## begin LISTED RECORDS
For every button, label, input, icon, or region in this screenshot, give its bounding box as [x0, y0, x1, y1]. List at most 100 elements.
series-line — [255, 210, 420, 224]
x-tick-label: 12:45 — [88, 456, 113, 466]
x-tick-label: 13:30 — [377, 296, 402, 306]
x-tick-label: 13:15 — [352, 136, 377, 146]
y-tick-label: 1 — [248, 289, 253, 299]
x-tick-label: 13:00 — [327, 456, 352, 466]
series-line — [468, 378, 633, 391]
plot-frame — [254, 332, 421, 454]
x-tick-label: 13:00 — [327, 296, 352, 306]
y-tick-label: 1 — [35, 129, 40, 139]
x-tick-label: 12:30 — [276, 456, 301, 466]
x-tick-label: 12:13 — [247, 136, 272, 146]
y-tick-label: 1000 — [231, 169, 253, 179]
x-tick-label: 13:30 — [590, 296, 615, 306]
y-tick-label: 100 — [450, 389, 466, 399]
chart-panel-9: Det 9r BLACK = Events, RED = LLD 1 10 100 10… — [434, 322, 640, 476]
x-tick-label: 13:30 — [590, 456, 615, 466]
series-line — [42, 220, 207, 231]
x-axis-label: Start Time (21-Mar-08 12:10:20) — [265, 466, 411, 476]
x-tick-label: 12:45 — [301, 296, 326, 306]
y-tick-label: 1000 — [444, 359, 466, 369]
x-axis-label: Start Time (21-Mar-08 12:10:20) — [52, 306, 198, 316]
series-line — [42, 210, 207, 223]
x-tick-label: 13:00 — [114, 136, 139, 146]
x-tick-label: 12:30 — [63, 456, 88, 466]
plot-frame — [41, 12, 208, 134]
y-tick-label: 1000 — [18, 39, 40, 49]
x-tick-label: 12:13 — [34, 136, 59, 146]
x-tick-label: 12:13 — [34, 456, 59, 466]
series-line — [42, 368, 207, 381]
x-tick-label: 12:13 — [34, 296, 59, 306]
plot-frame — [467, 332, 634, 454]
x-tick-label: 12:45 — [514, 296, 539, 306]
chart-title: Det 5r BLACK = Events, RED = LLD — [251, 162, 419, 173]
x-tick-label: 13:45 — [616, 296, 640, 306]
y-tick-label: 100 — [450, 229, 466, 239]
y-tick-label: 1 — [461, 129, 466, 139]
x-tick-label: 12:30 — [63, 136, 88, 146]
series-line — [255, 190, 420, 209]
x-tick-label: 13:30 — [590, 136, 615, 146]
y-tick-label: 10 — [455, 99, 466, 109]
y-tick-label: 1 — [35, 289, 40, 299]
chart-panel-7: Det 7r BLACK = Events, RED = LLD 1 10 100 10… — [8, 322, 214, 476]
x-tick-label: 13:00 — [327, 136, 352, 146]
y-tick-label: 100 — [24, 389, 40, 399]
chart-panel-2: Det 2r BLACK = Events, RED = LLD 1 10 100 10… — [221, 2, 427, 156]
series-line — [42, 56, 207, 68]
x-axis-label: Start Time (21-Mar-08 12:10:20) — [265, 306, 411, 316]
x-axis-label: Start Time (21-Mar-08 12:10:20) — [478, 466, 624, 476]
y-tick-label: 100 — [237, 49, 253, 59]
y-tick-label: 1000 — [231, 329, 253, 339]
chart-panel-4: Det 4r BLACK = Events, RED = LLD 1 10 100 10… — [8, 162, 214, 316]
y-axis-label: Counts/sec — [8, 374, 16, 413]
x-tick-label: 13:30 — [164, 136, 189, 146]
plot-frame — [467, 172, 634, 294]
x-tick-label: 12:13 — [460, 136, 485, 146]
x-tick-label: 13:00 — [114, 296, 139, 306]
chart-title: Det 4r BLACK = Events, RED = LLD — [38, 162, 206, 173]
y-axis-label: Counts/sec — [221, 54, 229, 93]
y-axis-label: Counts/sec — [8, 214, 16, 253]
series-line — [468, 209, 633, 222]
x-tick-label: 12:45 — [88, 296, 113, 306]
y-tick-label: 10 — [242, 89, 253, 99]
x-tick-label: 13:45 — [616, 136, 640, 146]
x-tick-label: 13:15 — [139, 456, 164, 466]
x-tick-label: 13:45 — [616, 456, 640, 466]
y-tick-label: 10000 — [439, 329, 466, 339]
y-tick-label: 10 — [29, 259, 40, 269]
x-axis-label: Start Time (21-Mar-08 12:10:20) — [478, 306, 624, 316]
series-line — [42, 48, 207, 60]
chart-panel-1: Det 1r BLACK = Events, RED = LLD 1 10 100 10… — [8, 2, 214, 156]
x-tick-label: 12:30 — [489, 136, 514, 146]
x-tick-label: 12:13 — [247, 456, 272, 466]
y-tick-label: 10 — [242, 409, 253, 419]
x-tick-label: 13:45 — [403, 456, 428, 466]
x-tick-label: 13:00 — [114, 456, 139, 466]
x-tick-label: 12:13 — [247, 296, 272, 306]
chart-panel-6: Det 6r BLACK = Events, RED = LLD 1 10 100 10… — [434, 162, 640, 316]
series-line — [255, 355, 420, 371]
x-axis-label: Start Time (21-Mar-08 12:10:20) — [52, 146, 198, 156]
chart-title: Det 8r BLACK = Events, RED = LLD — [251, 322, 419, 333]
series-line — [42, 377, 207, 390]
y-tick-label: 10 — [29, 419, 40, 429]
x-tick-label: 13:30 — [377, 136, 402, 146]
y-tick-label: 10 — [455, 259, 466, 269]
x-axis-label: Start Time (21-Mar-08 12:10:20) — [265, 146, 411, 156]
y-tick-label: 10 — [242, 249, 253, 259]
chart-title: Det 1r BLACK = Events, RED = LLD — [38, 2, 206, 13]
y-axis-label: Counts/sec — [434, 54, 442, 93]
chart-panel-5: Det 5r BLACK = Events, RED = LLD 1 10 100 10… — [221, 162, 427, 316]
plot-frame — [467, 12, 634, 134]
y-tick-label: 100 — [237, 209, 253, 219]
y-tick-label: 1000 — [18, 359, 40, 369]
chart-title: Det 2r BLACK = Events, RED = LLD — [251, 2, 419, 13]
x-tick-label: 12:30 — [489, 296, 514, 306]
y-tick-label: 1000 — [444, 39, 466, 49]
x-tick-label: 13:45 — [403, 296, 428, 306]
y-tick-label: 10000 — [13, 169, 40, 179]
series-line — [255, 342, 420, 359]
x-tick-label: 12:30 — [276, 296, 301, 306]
## end LISTED RECORDS
■ **TASK PROMPT**: Copy all of the records above, line for line, without changing anything.

■ **TASK ANSWER**:
For every button, label, input, icon, or region in this screenshot, give its bounding box as [x0, y0, x1, y1]. List at most 100 elements.
series-line — [255, 210, 420, 224]
x-tick-label: 12:45 — [88, 456, 113, 466]
x-tick-label: 13:30 — [377, 296, 402, 306]
x-tick-label: 13:15 — [352, 136, 377, 146]
y-tick-label: 1 — [248, 289, 253, 299]
x-tick-label: 13:00 — [327, 456, 352, 466]
series-line — [468, 378, 633, 391]
plot-frame — [254, 332, 421, 454]
x-tick-label: 13:00 — [327, 296, 352, 306]
y-tick-label: 1 — [35, 129, 40, 139]
x-tick-label: 12:30 — [276, 456, 301, 466]
x-tick-label: 12:13 — [247, 136, 272, 146]
y-tick-label: 1000 — [231, 169, 253, 179]
x-tick-label: 13:30 — [590, 296, 615, 306]
y-tick-label: 100 — [450, 389, 466, 399]
chart-panel-9: Det 9r BLACK = Events, RED = LLD 1 10 100 10… — [434, 322, 640, 476]
x-tick-label: 13:30 — [590, 456, 615, 466]
series-line — [42, 220, 207, 231]
x-axis-label: Start Time (21-Mar-08 12:10:20) — [265, 466, 411, 476]
x-tick-label: 12:45 — [301, 296, 326, 306]
y-tick-label: 1000 — [444, 359, 466, 369]
x-axis-label: Start Time (21-Mar-08 12:10:20) — [52, 306, 198, 316]
series-line — [42, 210, 207, 223]
x-tick-label: 13:00 — [114, 136, 139, 146]
x-tick-label: 12:30 — [63, 456, 88, 466]
plot-frame — [41, 12, 208, 134]
y-tick-label: 1000 — [18, 39, 40, 49]
x-tick-label: 12:13 — [34, 136, 59, 146]
x-tick-label: 12:13 — [34, 456, 59, 466]
series-line — [42, 368, 207, 381]
x-tick-label: 12:13 — [34, 296, 59, 306]
plot-frame — [467, 332, 634, 454]
x-tick-label: 12:45 — [514, 296, 539, 306]
chart-title: Det 5r BLACK = Events, RED = LLD — [251, 162, 419, 173]
x-tick-label: 13:45 — [616, 296, 640, 306]
y-tick-label: 100 — [450, 229, 466, 239]
y-tick-label: 1 — [461, 129, 466, 139]
x-tick-label: 12:30 — [63, 136, 88, 146]
series-line — [255, 190, 420, 209]
x-tick-label: 13:30 — [590, 136, 615, 146]
y-tick-label: 10 — [455, 99, 466, 109]
y-tick-label: 1 — [35, 289, 40, 299]
chart-panel-7: Det 7r BLACK = Events, RED = LLD 1 10 100 10… — [8, 322, 214, 476]
x-tick-label: 13:00 — [327, 136, 352, 146]
y-tick-label: 100 — [24, 389, 40, 399]
chart-panel-2: Det 2r BLACK = Events, RED = LLD 1 10 100 10… — [221, 2, 427, 156]
series-line — [42, 56, 207, 68]
x-axis-label: Start Time (21-Mar-08 12:10:20) — [265, 306, 411, 316]
x-axis-label: Start Time (21-Mar-08 12:10:20) — [478, 466, 624, 476]
y-tick-label: 100 — [237, 49, 253, 59]
y-tick-label: 1000 — [231, 329, 253, 339]
chart-panel-4: Det 4r BLACK = Events, RED = LLD 1 10 100 10… — [8, 162, 214, 316]
y-axis-label: Counts/sec — [8, 374, 16, 413]
x-tick-label: 13:30 — [164, 136, 189, 146]
plot-frame — [467, 172, 634, 294]
x-tick-label: 12:13 — [460, 136, 485, 146]
x-tick-label: 13:00 — [114, 296, 139, 306]
chart-title: Det 4r BLACK = Events, RED = LLD — [38, 162, 206, 173]
y-axis-label: Counts/sec — [221, 54, 229, 93]
y-axis-label: Counts/sec — [8, 214, 16, 253]
series-line — [468, 209, 633, 222]
x-tick-label: 12:45 — [88, 296, 113, 306]
y-tick-label: 10 — [242, 89, 253, 99]
x-tick-label: 13:45 — [616, 136, 640, 146]
x-tick-label: 13:15 — [139, 456, 164, 466]
x-tick-label: 13:45 — [616, 456, 640, 466]
y-tick-label: 10000 — [439, 329, 466, 339]
y-tick-label: 10 — [29, 259, 40, 269]
x-axis-label: Start Time (21-Mar-08 12:10:20) — [478, 306, 624, 316]
series-line — [42, 48, 207, 60]
chart-panel-1: Det 1r BLACK = Events, RED = LLD 1 10 100 10… — [8, 2, 214, 156]
x-tick-label: 12:30 — [489, 136, 514, 146]
x-tick-label: 12:13 — [247, 456, 272, 466]
y-tick-label: 10 — [242, 409, 253, 419]
x-tick-label: 13:45 — [403, 456, 428, 466]
x-tick-label: 13:00 — [114, 456, 139, 466]
x-tick-label: 12:13 — [247, 296, 272, 306]
chart-panel-6: Det 6r BLACK = Events, RED = LLD 1 10 100 10… — [434, 162, 640, 316]
series-line — [255, 355, 420, 371]
x-axis-label: Start Time (21-Mar-08 12:10:20) — [52, 146, 198, 156]
chart-title: Det 8r BLACK = Events, RED = LLD — [251, 322, 419, 333]
series-line — [42, 377, 207, 390]
y-tick-label: 10 — [29, 419, 40, 429]
x-tick-label: 13:30 — [377, 136, 402, 146]
y-tick-label: 10 — [455, 259, 466, 269]
x-axis-label: Start Time (21-Mar-08 12:10:20) — [265, 146, 411, 156]
y-tick-label: 10 — [242, 249, 253, 259]
chart-title: Det 1r BLACK = Events, RED = LLD — [38, 2, 206, 13]
y-axis-label: Counts/sec — [434, 54, 442, 93]
chart-panel-5: Det 5r BLACK = Events, RED = LLD 1 10 100 10… — [221, 162, 427, 316]
plot-frame — [467, 12, 634, 134]
y-tick-label: 100 — [237, 209, 253, 219]
y-tick-label: 1000 — [18, 359, 40, 369]
chart-title: Det 2r BLACK = Events, RED = LLD — [251, 2, 419, 13]
x-tick-label: 12:30 — [489, 296, 514, 306]
y-tick-label: 1000 — [444, 39, 466, 49]
x-tick-label: 13:45 — [403, 296, 428, 306]
y-tick-label: 10000 — [13, 169, 40, 179]
series-line — [255, 342, 420, 359]
x-tick-label: 12:30 — [276, 296, 301, 306]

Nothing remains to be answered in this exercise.